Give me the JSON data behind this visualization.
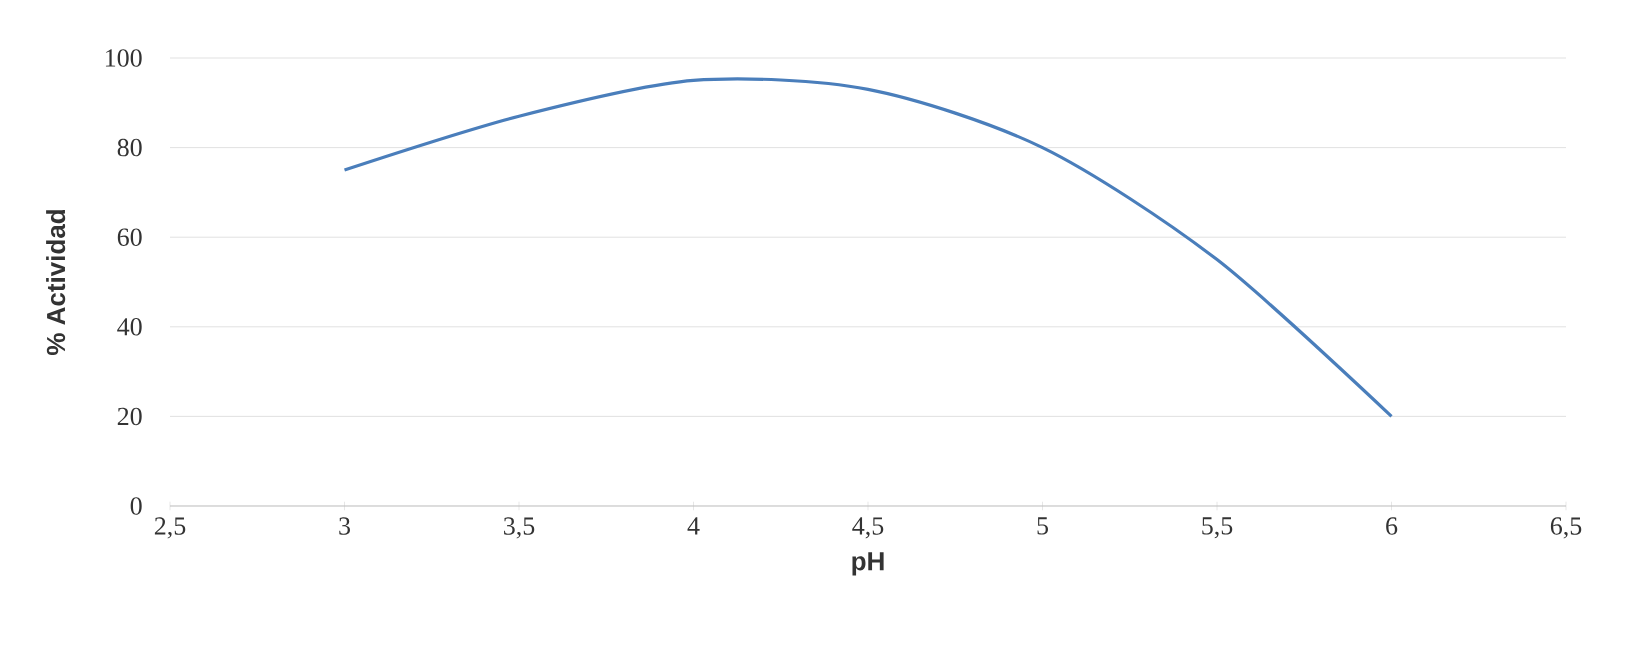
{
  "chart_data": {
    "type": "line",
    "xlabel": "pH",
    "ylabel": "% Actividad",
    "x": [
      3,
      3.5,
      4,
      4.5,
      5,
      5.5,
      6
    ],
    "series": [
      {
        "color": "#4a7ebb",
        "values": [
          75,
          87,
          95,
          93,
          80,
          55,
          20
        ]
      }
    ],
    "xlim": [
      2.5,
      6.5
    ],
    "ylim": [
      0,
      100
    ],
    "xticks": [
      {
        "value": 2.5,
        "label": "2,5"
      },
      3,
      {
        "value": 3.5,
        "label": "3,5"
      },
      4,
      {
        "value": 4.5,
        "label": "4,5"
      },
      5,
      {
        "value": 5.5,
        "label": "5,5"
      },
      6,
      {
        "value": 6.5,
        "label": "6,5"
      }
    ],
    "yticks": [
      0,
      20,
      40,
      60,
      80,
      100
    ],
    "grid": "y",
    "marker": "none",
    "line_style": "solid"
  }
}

= = = =

# [EXERCISE DIRECTIONS]
Pictures are to be left out; all else in the entries above is to be quoted exactly.

# [SOLUTION FOR THIS EXERCISE]
Give me the JSON data behind this visualization.
{
  "chart_data": {
    "type": "line",
    "xlabel": "pH",
    "ylabel": "% Actividad",
    "x": [
      3,
      3.5,
      4,
      4.5,
      5,
      5.5,
      6
    ],
    "series": [
      {
        "color": "#4a7ebb",
        "values": [
          75,
          87,
          95,
          93,
          80,
          55,
          20
        ]
      }
    ],
    "xlim": [
      2.5,
      6.5
    ],
    "ylim": [
      0,
      100
    ],
    "xticks": [
      {
        "value": 2.5,
        "label": "2,5"
      },
      3,
      {
        "value": 3.5,
        "label": "3,5"
      },
      4,
      {
        "value": 4.5,
        "label": "4,5"
      },
      5,
      {
        "value": 5.5,
        "label": "5,5"
      },
      6,
      {
        "value": 6.5,
        "label": "6,5"
      }
    ],
    "yticks": [
      0,
      20,
      40,
      60,
      80,
      100
    ],
    "grid": "y",
    "marker": "none",
    "line_style": "solid"
  }
}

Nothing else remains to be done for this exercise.